> _STATED TASK_:
Look for the string "Machaon" in the lines and copy each line that has it.

> _MATERIAL PROVIDED_:
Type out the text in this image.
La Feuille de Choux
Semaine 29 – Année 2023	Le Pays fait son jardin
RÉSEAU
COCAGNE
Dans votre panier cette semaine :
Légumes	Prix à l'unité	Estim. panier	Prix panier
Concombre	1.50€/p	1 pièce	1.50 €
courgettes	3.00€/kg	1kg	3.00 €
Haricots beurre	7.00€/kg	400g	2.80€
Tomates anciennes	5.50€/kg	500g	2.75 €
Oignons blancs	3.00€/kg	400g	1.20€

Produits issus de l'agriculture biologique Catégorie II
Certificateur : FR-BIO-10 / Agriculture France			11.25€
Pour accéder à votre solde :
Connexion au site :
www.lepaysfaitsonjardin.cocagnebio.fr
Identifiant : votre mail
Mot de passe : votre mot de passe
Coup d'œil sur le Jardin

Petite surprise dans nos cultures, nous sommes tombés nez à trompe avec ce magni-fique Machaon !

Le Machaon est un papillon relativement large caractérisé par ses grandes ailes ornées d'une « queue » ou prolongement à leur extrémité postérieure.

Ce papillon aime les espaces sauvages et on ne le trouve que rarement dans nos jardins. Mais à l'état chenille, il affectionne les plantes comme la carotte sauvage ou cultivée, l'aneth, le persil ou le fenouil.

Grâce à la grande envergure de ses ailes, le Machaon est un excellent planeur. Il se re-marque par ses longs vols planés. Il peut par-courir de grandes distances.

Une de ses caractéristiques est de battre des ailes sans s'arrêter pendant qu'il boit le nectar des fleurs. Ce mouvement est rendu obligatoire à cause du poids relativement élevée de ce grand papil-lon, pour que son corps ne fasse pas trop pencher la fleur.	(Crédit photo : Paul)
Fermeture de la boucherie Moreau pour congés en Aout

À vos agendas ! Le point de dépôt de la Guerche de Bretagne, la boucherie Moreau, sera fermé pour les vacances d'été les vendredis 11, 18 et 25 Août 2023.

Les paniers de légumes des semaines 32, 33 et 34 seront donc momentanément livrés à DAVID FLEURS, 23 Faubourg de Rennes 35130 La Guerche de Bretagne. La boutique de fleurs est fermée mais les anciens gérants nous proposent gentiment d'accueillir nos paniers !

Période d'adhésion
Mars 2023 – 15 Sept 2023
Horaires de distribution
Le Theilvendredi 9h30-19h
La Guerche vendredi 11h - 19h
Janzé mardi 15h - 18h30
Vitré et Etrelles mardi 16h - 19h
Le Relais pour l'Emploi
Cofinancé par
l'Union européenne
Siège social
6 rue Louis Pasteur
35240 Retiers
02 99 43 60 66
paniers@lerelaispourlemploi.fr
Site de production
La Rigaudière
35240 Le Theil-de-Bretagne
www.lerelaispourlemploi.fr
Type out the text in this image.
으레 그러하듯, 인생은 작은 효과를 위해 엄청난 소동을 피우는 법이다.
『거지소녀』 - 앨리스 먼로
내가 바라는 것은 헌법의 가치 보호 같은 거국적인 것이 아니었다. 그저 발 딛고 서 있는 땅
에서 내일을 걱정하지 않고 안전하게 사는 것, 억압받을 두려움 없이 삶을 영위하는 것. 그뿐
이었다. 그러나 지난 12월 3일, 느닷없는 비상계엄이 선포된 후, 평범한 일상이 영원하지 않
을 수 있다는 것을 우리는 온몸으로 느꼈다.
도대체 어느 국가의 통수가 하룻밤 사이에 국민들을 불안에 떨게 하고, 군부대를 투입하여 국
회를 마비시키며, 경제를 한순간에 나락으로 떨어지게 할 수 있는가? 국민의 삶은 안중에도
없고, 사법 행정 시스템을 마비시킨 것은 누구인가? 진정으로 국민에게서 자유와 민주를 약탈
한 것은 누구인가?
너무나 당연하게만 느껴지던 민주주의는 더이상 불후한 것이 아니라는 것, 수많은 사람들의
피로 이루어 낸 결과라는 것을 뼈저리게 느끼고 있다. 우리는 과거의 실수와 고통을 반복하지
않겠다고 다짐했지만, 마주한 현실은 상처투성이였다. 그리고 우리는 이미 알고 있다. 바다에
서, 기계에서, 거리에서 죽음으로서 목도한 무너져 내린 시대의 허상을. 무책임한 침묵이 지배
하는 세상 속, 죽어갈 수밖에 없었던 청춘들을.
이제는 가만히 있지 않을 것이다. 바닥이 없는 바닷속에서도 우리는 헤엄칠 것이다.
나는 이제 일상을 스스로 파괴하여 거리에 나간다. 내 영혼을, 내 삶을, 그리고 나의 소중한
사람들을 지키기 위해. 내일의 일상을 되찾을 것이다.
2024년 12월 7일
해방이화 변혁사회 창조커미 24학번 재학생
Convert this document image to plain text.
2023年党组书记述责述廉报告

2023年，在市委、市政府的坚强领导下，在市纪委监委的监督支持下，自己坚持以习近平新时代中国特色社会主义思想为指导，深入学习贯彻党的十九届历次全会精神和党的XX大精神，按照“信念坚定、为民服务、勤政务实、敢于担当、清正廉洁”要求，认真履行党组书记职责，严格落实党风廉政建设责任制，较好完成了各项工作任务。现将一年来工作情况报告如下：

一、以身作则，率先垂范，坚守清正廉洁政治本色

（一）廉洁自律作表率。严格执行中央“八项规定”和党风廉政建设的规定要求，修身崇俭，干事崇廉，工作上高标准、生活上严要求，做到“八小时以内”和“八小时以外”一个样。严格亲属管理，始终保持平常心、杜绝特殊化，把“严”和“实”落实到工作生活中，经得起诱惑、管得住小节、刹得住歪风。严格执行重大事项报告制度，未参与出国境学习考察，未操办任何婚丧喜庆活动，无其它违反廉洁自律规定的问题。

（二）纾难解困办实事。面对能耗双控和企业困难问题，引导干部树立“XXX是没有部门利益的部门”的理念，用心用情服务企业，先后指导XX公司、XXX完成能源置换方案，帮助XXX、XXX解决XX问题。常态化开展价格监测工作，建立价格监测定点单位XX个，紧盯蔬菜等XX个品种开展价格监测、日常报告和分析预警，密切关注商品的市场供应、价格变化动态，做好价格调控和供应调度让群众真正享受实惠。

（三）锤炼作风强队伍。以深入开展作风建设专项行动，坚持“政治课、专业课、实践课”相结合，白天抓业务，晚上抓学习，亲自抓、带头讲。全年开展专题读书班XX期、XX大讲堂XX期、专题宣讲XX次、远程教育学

> _RESPONSE FOR THIS EXERCISE_:
Petite surprise dans nos cultures, nous sommes tombés nez à trompe avec ce magni-fique Machaon !
Le Machaon est un papillon relativement large caractérisé par ses grandes ailes ornées d'une « queue » ou prolongement à leur extrémité postérieure.
Grâce à la grande envergure de ses ailes, le Machaon est un excellent planeur. Il se re-marque par ses longs vols planés. Il peut par-courir de grandes distances.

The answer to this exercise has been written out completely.